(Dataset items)
<<<<

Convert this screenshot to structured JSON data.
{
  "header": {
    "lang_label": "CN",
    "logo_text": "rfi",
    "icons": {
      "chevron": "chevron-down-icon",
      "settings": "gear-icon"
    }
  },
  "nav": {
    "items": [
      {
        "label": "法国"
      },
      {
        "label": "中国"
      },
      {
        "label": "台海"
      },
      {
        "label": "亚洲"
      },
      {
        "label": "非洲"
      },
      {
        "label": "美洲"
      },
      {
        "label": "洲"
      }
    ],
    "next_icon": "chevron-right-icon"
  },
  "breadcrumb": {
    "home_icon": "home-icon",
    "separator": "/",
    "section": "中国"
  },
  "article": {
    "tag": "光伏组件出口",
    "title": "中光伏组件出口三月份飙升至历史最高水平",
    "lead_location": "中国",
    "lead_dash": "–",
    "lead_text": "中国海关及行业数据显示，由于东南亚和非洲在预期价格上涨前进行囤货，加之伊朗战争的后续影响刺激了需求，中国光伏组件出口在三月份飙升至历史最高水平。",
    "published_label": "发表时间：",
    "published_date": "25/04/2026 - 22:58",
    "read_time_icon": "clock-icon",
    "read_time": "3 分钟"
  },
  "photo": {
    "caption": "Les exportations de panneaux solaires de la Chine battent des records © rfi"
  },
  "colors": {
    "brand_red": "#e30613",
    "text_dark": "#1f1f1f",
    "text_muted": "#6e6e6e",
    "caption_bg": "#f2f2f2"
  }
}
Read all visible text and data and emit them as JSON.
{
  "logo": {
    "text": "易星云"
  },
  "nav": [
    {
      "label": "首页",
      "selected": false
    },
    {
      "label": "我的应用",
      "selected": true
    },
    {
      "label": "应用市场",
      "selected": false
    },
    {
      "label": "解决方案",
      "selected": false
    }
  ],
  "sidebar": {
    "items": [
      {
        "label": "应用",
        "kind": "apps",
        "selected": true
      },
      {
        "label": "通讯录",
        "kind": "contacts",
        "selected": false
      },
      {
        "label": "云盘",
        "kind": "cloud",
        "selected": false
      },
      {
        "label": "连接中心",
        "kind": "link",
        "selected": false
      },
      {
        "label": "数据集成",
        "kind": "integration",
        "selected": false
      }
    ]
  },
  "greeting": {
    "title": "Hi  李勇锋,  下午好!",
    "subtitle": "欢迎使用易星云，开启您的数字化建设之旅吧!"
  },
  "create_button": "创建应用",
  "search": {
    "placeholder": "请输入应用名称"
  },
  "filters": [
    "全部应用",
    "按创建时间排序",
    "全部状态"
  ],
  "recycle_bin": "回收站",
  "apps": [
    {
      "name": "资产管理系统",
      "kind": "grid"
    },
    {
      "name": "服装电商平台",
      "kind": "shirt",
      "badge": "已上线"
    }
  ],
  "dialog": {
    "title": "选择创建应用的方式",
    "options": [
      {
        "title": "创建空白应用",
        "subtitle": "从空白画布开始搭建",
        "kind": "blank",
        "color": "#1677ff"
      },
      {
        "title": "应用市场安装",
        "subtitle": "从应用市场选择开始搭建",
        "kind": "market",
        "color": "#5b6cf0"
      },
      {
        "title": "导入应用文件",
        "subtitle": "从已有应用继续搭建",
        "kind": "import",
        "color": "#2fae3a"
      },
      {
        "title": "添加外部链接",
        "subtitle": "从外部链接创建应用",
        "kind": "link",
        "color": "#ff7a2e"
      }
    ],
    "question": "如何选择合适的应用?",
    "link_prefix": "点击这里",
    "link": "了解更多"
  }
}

>>>>

→ **Job**:
Output each record precisely as given.

→ **Response below**:
Convert this screenshot to structured JSON data.
{
  "header": {
    "lang_label": "CN",
    "logo_text": "rfi",
    "icons": {
      "chevron": "chevron-down-icon",
      "settings": "gear-icon"
    }
  },
  "nav": {
    "items": [
      {
        "label": "法国"
      },
      {
        "label": "中国"
      },
      {
        "label": "台海"
      },
      {
        "label": "亚洲"
      },
      {
        "label": "非洲"
      },
      {
        "label": "美洲"
      },
      {
        "label": "洲"
      }
    ],
    "next_icon": "chevron-right-icon"
  },
  "breadcrumb": {
    "home_icon": "home-icon",
    "separator": "/",
    "section": "中国"
  },
  "article": {
    "tag": "光伏组件出口",
    "title": "中光伏组件出口三月份飙升至历史最高水平",
    "lead_location": "中国",
    "lead_dash": "–",
    "lead_text": "中国海关及行业数据显示，由于东南亚和非洲在预期价格上涨前进行囤货，加之伊朗战争的后续影响刺激了需求，中国光伏组件出口在三月份飙升至历史最高水平。",
    "published_label": "发表时间：",
    "published_date": "25/04/2026 - 22:58",
    "read_time_icon": "clock-icon",
    "read_time": "3 分钟"
  },
  "photo": {
    "caption": "Les exportations de panneaux solaires de la Chine battent des records © rfi"
  },
  "colors": {
    "brand_red": "#e30613",
    "text_dark": "#1f1f1f",
    "text_muted": "#6e6e6e",
    "caption_bg": "#f2f2f2"
  }
}
Read all visible text and data and emit them as JSON.
{
  "logo": {
    "text": "易星云"
  },
  "nav": [
    {
      "label": "首页",
      "selected": false
    },
    {
      "label": "我的应用",
      "selected": true
    },
    {
      "label": "应用市场",
      "selected": false
    },
    {
      "label": "解决方案",
      "selected": false
    }
  ],
  "sidebar": {
    "items": [
      {
        "label": "应用",
        "kind": "apps",
        "selected": true
      },
      {
        "label": "通讯录",
        "kind": "contacts",
        "selected": false
      },
      {
        "label": "云盘",
        "kind": "cloud",
        "selected": false
      },
      {
        "label": "连接中心",
        "kind": "link",
        "selected": false
      },
      {
        "label": "数据集成",
        "kind": "integration",
        "selected": false
      }
    ]
  },
  "greeting": {
    "title": "Hi  李勇锋,  下午好!",
    "subtitle": "欢迎使用易星云，开启您的数字化建设之旅吧!"
  },
  "create_button": "创建应用",
  "search": {
    "placeholder": "请输入应用名称"
  },
  "filters": [
    "全部应用",
    "按创建时间排序",
    "全部状态"
  ],
  "recycle_bin": "回收站",
  "apps": [
    {
      "name": "资产管理系统",
      "kind": "grid"
    },
    {
      "name": "服装电商平台",
      "kind": "shirt",
      "badge": "已上线"
    }
  ],
  "dialog": {
    "title": "选择创建应用的方式",
    "options": [
      {
        "title": "创建空白应用",
        "subtitle": "从空白画布开始搭建",
        "kind": "blank",
        "color": "#1677ff"
      },
      {
        "title": "应用市场安装",
        "subtitle": "从应用市场选择开始搭建",
        "kind": "market",
        "color": "#5b6cf0"
      },
      {
        "title": "导入应用文件",
        "subtitle": "从已有应用继续搭建",
        "kind": "import",
        "color": "#2fae3a"
      },
      {
        "title": "添加外部链接",
        "subtitle": "从外部链接创建应用",
        "kind": "link",
        "color": "#ff7a2e"
      }
    ],
    "question": "如何选择合适的应用?",
    "link_prefix": "点击这里",
    "link": "了解更多"
  }
}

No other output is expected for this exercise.